··· Materials provided ···
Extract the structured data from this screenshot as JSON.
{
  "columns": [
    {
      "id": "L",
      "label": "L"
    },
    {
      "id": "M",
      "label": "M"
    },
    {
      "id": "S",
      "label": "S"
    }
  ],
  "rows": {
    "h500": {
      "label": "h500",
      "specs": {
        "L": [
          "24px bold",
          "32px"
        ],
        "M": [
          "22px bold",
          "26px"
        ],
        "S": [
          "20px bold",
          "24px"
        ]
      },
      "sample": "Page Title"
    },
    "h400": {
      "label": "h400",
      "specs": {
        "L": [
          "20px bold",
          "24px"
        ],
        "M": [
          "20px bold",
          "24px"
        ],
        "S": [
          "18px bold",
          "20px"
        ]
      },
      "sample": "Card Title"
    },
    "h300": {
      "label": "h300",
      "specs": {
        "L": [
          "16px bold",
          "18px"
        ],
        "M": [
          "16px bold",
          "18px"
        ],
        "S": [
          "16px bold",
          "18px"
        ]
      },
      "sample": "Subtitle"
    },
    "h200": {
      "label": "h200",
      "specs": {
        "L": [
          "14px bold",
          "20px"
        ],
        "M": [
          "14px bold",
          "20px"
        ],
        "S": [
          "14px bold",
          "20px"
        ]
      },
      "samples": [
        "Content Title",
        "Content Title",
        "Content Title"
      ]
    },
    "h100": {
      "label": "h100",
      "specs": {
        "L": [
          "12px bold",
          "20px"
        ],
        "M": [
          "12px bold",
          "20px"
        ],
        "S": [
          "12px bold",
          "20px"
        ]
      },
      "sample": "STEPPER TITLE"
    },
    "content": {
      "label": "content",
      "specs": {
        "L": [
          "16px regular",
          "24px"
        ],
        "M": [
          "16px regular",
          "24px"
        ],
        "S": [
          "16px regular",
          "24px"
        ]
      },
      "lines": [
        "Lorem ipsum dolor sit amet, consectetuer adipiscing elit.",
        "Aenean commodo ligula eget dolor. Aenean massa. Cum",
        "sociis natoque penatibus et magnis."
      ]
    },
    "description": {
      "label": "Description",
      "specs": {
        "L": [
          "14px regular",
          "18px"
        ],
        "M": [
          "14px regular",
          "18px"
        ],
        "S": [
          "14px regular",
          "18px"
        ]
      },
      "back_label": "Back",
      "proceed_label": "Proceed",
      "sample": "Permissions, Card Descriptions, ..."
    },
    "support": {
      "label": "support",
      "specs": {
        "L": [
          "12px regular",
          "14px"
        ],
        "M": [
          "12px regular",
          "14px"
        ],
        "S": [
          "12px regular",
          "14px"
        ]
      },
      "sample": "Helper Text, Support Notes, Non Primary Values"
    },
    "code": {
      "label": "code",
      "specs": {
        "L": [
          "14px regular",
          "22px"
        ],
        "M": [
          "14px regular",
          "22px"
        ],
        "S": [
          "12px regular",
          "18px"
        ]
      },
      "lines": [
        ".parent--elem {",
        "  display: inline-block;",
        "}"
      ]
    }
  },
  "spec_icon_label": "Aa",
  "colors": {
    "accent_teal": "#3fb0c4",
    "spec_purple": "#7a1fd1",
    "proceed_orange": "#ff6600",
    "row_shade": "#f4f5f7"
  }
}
···
Directions ->
Write out each line of the data above again, exactly as given.

Solution for this task ->
Extract the structured data from this screenshot as JSON.
{
  "columns": [
    {
      "id": "L",
      "label": "L"
    },
    {
      "id": "M",
      "label": "M"
    },
    {
      "id": "S",
      "label": "S"
    }
  ],
  "rows": {
    "h500": {
      "label": "h500",
      "specs": {
        "L": [
          "24px bold",
          "32px"
        ],
        "M": [
          "22px bold",
          "26px"
        ],
        "S": [
          "20px bold",
          "24px"
        ]
      },
      "sample": "Page Title"
    },
    "h400": {
      "label": "h400",
      "specs": {
        "L": [
          "20px bold",
          "24px"
        ],
        "M": [
          "20px bold",
          "24px"
        ],
        "S": [
          "18px bold",
          "20px"
        ]
      },
      "sample": "Card Title"
    },
    "h300": {
      "label": "h300",
      "specs": {
        "L": [
          "16px bold",
          "18px"
        ],
        "M": [
          "16px bold",
          "18px"
        ],
        "S": [
          "16px bold",
          "18px"
        ]
      },
      "sample": "Subtitle"
    },
    "h200": {
      "label": "h200",
      "specs": {
        "L": [
          "14px bold",
          "20px"
        ],
        "M": [
          "14px bold",
          "20px"
        ],
        "S": [
          "14px bold",
          "20px"
        ]
      },
      "samples": [
        "Content Title",
        "Content Title",
        "Content Title"
      ]
    },
    "h100": {
      "label": "h100",
      "specs": {
        "L": [
          "12px bold",
          "20px"
        ],
        "M": [
          "12px bold",
          "20px"
        ],
        "S": [
          "12px bold",
          "20px"
        ]
      },
      "sample": "STEPPER TITLE"
    },
    "content": {
      "label": "content",
      "specs": {
        "L": [
          "16px regular",
          "24px"
        ],
        "M": [
          "16px regular",
          "24px"
        ],
        "S": [
          "16px regular",
          "24px"
        ]
      },
      "lines": [
        "Lorem ipsum dolor sit amet, consectetuer adipiscing elit.",
        "Aenean commodo ligula eget dolor. Aenean massa. Cum",
        "sociis natoque penatibus et magnis."
      ]
    },
    "description": {
      "label": "Description",
      "specs": {
        "L": [
          "14px regular",
          "18px"
        ],
        "M": [
          "14px regular",
          "18px"
        ],
        "S": [
          "14px regular",
          "18px"
        ]
      },
      "back_label": "Back",
      "proceed_label": "Proceed",
      "sample": "Permissions, Card Descriptions, ..."
    },
    "support": {
      "label": "support",
      "specs": {
        "L": [
          "12px regular",
          "14px"
        ],
        "M": [
          "12px regular",
          "14px"
        ],
        "S": [
          "12px regular",
          "14px"
        ]
      },
      "sample": "Helper Text, Support Notes, Non Primary Values"
    },
    "code": {
      "label": "code",
      "specs": {
        "L": [
          "14px regular",
          "22px"
        ],
        "M": [
          "14px regular",
          "22px"
        ],
        "S": [
          "12px regular",
          "18px"
        ]
      },
      "lines": [
        ".parent--elem {",
        "  display: inline-block;",
        "}"
      ]
    }
  },
  "spec_icon_label": "Aa",
  "colors": {
    "accent_teal": "#3fb0c4",
    "spec_purple": "#7a1fd1",
    "proceed_orange": "#ff6600",
    "row_shade": "#f4f5f7"
  }
}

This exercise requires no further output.